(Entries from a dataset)

---*---

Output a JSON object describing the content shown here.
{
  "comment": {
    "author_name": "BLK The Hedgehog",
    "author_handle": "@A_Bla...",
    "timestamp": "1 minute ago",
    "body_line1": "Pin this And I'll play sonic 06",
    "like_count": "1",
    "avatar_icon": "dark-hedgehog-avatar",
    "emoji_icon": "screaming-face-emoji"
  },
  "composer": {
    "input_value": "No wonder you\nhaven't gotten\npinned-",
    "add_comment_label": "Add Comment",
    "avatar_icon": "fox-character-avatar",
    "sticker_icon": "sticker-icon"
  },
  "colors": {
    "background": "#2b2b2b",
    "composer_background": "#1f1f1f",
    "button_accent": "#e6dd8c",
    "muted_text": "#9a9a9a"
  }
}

---*---

**WHAT IS EXPECTED:** Recopy the whole listing exactly.

**THE RESULT:**
Output a JSON object describing the content shown here.
{
  "comment": {
    "author_name": "BLK The Hedgehog",
    "author_handle": "@A_Bla...",
    "timestamp": "1 minute ago",
    "body_line1": "Pin this And I'll play sonic 06",
    "like_count": "1",
    "avatar_icon": "dark-hedgehog-avatar",
    "emoji_icon": "screaming-face-emoji"
  },
  "composer": {
    "input_value": "No wonder you\nhaven't gotten\npinned-",
    "add_comment_label": "Add Comment",
    "avatar_icon": "fox-character-avatar",
    "sticker_icon": "sticker-icon"
  },
  "colors": {
    "background": "#2b2b2b",
    "composer_background": "#1f1f1f",
    "button_accent": "#e6dd8c",
    "muted_text": "#9a9a9a"
  }
}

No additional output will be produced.